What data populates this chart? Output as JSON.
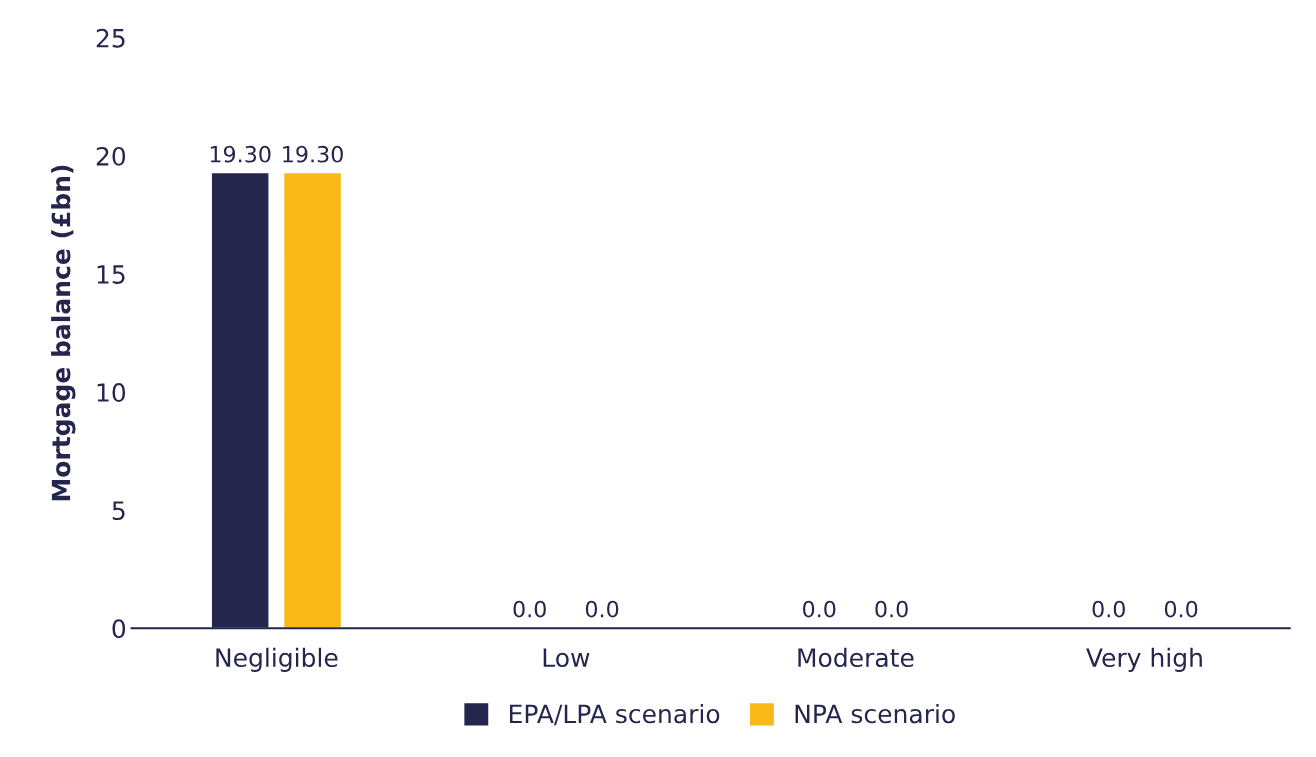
{
  "chart_data": {
    "type": "bar",
    "ylabel": "Mortgage balance (£bn)",
    "categories": [
      "Negligible",
      "Low",
      "Moderate",
      "Very high"
    ],
    "series": [
      {
        "name": "EPA/LPA scenario",
        "color": "#25264d",
        "values": [
          19.3,
          0.04,
          0.04,
          0.04
        ],
        "value_labels": [
          "19.30",
          "0.0",
          "0.0",
          "0.0"
        ]
      },
      {
        "name": "NPA scenario",
        "color": "#f9b918",
        "values": [
          19.3,
          0.04,
          0.04,
          0.04
        ],
        "value_labels": [
          "19.30",
          "0.0",
          "0.0",
          "0.0"
        ]
      }
    ],
    "ylim": [
      0,
      25
    ],
    "yticks": [
      0,
      5,
      10,
      15,
      20,
      25
    ],
    "grid": false,
    "legend": "bottom"
  }
}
-=-=-=-=-
■ **Task brief**: All of the material above needs to be restated exactly, with no pictures.

■ **Exercise result**:
What data populates this chart? Output as JSON.
{
  "chart_data": {
    "type": "bar",
    "ylabel": "Mortgage balance (£bn)",
    "categories": [
      "Negligible",
      "Low",
      "Moderate",
      "Very high"
    ],
    "series": [
      {
        "name": "EPA/LPA scenario",
        "color": "#25264d",
        "values": [
          19.3,
          0.04,
          0.04,
          0.04
        ],
        "value_labels": [
          "19.30",
          "0.0",
          "0.0",
          "0.0"
        ]
      },
      {
        "name": "NPA scenario",
        "color": "#f9b918",
        "values": [
          19.3,
          0.04,
          0.04,
          0.04
        ],
        "value_labels": [
          "19.30",
          "0.0",
          "0.0",
          "0.0"
        ]
      }
    ],
    "ylim": [
      0,
      25
    ],
    "yticks": [
      0,
      5,
      10,
      15,
      20,
      25
    ],
    "grid": false,
    "legend": "bottom"
  }
}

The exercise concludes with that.